Print out every line, exactly as written.

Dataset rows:
==*==

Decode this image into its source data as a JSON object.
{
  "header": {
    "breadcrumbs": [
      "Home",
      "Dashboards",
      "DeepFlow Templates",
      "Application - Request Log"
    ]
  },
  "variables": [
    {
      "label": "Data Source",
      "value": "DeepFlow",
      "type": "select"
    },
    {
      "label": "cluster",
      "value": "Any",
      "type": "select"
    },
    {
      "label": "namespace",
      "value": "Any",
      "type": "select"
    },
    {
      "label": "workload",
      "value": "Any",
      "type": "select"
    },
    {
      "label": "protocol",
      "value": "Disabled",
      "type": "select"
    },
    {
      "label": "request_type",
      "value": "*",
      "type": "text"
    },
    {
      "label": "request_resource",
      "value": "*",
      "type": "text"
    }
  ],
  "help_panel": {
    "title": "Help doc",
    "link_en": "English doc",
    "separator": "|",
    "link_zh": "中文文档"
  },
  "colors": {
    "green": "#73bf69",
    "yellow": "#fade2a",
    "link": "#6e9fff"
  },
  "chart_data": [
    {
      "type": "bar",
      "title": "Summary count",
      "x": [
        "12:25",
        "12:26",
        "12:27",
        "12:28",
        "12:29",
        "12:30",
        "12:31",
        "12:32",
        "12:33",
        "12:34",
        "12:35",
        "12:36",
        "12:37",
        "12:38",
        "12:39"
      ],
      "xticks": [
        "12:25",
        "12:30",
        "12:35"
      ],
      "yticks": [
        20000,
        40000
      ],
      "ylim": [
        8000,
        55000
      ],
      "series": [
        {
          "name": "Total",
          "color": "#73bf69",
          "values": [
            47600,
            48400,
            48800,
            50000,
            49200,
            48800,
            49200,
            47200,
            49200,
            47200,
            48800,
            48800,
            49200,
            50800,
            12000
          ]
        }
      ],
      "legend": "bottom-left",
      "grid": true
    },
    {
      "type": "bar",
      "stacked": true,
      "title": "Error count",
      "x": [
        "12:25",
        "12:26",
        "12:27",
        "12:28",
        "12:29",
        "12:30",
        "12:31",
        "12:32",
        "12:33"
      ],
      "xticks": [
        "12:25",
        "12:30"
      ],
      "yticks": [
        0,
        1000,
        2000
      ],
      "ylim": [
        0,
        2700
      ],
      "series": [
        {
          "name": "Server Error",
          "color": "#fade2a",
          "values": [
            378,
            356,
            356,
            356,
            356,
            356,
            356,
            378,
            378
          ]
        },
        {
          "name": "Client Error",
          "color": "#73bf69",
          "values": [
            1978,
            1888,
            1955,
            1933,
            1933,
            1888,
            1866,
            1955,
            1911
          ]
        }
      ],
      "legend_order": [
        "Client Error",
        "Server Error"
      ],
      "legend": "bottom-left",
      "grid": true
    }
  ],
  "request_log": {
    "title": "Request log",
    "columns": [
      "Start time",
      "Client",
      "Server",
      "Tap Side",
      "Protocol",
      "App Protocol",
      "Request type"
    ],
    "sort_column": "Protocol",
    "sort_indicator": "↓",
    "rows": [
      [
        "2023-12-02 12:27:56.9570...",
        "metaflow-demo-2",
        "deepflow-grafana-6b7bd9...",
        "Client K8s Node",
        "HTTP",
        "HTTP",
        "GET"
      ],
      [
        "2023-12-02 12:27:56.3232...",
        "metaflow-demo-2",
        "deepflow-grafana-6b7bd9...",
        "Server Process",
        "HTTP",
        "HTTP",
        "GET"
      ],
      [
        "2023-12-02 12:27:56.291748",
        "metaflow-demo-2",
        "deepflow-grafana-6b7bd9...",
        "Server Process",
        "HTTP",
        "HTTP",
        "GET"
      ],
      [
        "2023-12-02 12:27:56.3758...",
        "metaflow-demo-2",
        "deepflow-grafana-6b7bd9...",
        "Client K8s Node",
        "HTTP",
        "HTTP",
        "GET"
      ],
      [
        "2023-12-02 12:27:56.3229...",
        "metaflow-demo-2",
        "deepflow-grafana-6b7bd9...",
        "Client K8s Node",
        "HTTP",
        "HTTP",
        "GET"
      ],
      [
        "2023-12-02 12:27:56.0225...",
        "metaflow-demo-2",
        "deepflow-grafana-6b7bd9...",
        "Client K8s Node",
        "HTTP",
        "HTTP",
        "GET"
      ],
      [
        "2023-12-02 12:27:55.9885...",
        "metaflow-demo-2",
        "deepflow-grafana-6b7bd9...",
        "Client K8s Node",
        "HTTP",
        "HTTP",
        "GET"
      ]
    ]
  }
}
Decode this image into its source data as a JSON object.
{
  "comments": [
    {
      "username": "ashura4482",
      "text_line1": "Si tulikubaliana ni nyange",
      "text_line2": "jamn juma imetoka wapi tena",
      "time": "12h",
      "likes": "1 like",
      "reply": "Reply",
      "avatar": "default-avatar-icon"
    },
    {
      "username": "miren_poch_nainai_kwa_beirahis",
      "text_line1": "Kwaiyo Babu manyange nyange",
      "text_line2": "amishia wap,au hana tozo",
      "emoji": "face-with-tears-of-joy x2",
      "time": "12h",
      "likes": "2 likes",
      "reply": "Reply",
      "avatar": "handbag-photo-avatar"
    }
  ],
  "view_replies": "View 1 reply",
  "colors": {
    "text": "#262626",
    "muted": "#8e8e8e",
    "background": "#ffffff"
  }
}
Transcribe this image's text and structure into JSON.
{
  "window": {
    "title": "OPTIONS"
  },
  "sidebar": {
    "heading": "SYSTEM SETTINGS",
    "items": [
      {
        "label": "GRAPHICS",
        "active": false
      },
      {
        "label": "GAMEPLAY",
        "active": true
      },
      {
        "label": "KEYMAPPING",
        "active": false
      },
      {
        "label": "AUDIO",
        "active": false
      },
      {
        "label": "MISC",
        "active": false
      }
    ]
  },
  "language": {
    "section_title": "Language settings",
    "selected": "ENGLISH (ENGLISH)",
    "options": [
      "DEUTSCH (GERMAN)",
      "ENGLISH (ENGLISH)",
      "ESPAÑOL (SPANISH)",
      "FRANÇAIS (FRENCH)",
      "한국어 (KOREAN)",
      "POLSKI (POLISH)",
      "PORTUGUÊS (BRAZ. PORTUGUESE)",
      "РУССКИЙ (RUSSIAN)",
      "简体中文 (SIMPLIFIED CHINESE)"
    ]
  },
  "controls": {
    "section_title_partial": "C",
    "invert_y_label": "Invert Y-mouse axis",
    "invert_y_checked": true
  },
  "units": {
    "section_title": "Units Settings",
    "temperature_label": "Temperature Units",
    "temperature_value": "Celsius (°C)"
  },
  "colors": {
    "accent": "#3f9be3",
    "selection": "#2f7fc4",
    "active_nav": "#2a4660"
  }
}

==*==

▸ **Answer in full**:
Decode this image into its source data as a JSON object.
{
  "header": {
    "breadcrumbs": [
      "Home",
      "Dashboards",
      "DeepFlow Templates",
      "Application - Request Log"
    ]
  },
  "variables": [
    {
      "label": "Data Source",
      "value": "DeepFlow",
      "type": "select"
    },
    {
      "label": "cluster",
      "value": "Any",
      "type": "select"
    },
    {
      "label": "namespace",
      "value": "Any",
      "type": "select"
    },
    {
      "label": "workload",
      "value": "Any",
      "type": "select"
    },
    {
      "label": "protocol",
      "value": "Disabled",
      "type": "select"
    },
    {
      "label": "request_type",
      "value": "*",
      "type": "text"
    },
    {
      "label": "request_resource",
      "value": "*",
      "type": "text"
    }
  ],
  "help_panel": {
    "title": "Help doc",
    "link_en": "English doc",
    "separator": "|",
    "link_zh": "中文文档"
  },
  "colors": {
    "green": "#73bf69",
    "yellow": "#fade2a",
    "link": "#6e9fff"
  },
  "chart_data": [
    {
      "type": "bar",
      "title": "Summary count",
      "x": [
        "12:25",
        "12:26",
        "12:27",
        "12:28",
        "12:29",
        "12:30",
        "12:31",
        "12:32",
        "12:33",
        "12:34",
        "12:35",
        "12:36",
        "12:37",
        "12:38",
        "12:39"
      ],
      "xticks": [
        "12:25",
        "12:30",
        "12:35"
      ],
      "yticks": [
        20000,
        40000
      ],
      "ylim": [
        8000,
        55000
      ],
      "series": [
        {
          "name": "Total",
          "color": "#73bf69",
          "values": [
            47600,
            48400,
            48800,
            50000,
            49200,
            48800,
            49200,
            47200,
            49200,
            47200,
            48800,
            48800,
            49200,
            50800,
            12000
          ]
        }
      ],
      "legend": "bottom-left",
      "grid": true
    },
    {
      "type": "bar",
      "stacked": true,
      "title": "Error count",
      "x": [
        "12:25",
        "12:26",
        "12:27",
        "12:28",
        "12:29",
        "12:30",
        "12:31",
        "12:32",
        "12:33"
      ],
      "xticks": [
        "12:25",
        "12:30"
      ],
      "yticks": [
        0,
        1000,
        2000
      ],
      "ylim": [
        0,
        2700
      ],
      "series": [
        {
          "name": "Server Error",
          "color": "#fade2a",
          "values": [
            378,
            356,
            356,
            356,
            356,
            356,
            356,
            378,
            378
          ]
        },
        {
          "name": "Client Error",
          "color": "#73bf69",
          "values": [
            1978,
            1888,
            1955,
            1933,
            1933,
            1888,
            1866,
            1955,
            1911
          ]
        }
      ],
      "legend_order": [
        "Client Error",
        "Server Error"
      ],
      "legend": "bottom-left",
      "grid": true
    }
  ],
  "request_log": {
    "title": "Request log",
    "columns": [
      "Start time",
      "Client",
      "Server",
      "Tap Side",
      "Protocol",
      "App Protocol",
      "Request type"
    ],
    "sort_column": "Protocol",
    "sort_indicator": "↓",
    "rows": [
      [
        "2023-12-02 12:27:56.9570...",
        "metaflow-demo-2",
        "deepflow-grafana-6b7bd9...",
        "Client K8s Node",
        "HTTP",
        "HTTP",
        "GET"
      ],
      [
        "2023-12-02 12:27:56.3232...",
        "metaflow-demo-2",
        "deepflow-grafana-6b7bd9...",
        "Server Process",
        "HTTP",
        "HTTP",
        "GET"
      ],
      [
        "2023-12-02 12:27:56.291748",
        "metaflow-demo-2",
        "deepflow-grafana-6b7bd9...",
        "Server Process",
        "HTTP",
        "HTTP",
        "GET"
      ],
      [
        "2023-12-02 12:27:56.3758...",
        "metaflow-demo-2",
        "deepflow-grafana-6b7bd9...",
        "Client K8s Node",
        "HTTP",
        "HTTP",
        "GET"
      ],
      [
        "2023-12-02 12:27:56.3229...",
        "metaflow-demo-2",
        "deepflow-grafana-6b7bd9...",
        "Client K8s Node",
        "HTTP",
        "HTTP",
        "GET"
      ],
      [
        "2023-12-02 12:27:56.0225...",
        "metaflow-demo-2",
        "deepflow-grafana-6b7bd9...",
        "Client K8s Node",
        "HTTP",
        "HTTP",
        "GET"
      ],
      [
        "2023-12-02 12:27:55.9885...",
        "metaflow-demo-2",
        "deepflow-grafana-6b7bd9...",
        "Client K8s Node",
        "HTTP",
        "HTTP",
        "GET"
      ]
    ]
  }
}
Decode this image into its source data as a JSON object.
{
  "comments": [
    {
      "username": "ashura4482",
      "text_line1": "Si tulikubaliana ni nyange",
      "text_line2": "jamn juma imetoka wapi tena",
      "time": "12h",
      "likes": "1 like",
      "reply": "Reply",
      "avatar": "default-avatar-icon"
    },
    {
      "username": "miren_poch_nainai_kwa_beirahis",
      "text_line1": "Kwaiyo Babu manyange nyange",
      "text_line2": "amishia wap,au hana tozo",
      "emoji": "face-with-tears-of-joy x2",
      "time": "12h",
      "likes": "2 likes",
      "reply": "Reply",
      "avatar": "handbag-photo-avatar"
    }
  ],
  "view_replies": "View 1 reply",
  "colors": {
    "text": "#262626",
    "muted": "#8e8e8e",
    "background": "#ffffff"
  }
}
Transcribe this image's text and structure into JSON.
{
  "window": {
    "title": "OPTIONS"
  },
  "sidebar": {
    "heading": "SYSTEM SETTINGS",
    "items": [
      {
        "label": "GRAPHICS",
        "active": false
      },
      {
        "label": "GAMEPLAY",
        "active": true
      },
      {
        "label": "KEYMAPPING",
        "active": false
      },
      {
        "label": "AUDIO",
        "active": false
      },
      {
        "label": "MISC",
        "active": false
      }
    ]
  },
  "language": {
    "section_title": "Language settings",
    "selected": "ENGLISH (ENGLISH)",
    "options": [
      "DEUTSCH (GERMAN)",
      "ENGLISH (ENGLISH)",
      "ESPAÑOL (SPANISH)",
      "FRANÇAIS (FRENCH)",
      "한국어 (KOREAN)",
      "POLSKI (POLISH)",
      "PORTUGUÊS (BRAZ. PORTUGUESE)",
      "РУССКИЙ (RUSSIAN)",
      "简体中文 (SIMPLIFIED CHINESE)"
    ]
  },
  "controls": {
    "section_title_partial": "C",
    "invert_y_label": "Invert Y-mouse axis",
    "invert_y_checked": true
  },
  "units": {
    "section_title": "Units Settings",
    "temperature_label": "Temperature Units",
    "temperature_value": "Celsius (°C)"
  },
  "colors": {
    "accent": "#3f9be3",
    "selection": "#2f7fc4",
    "active_nav": "#2a4660"
  }
}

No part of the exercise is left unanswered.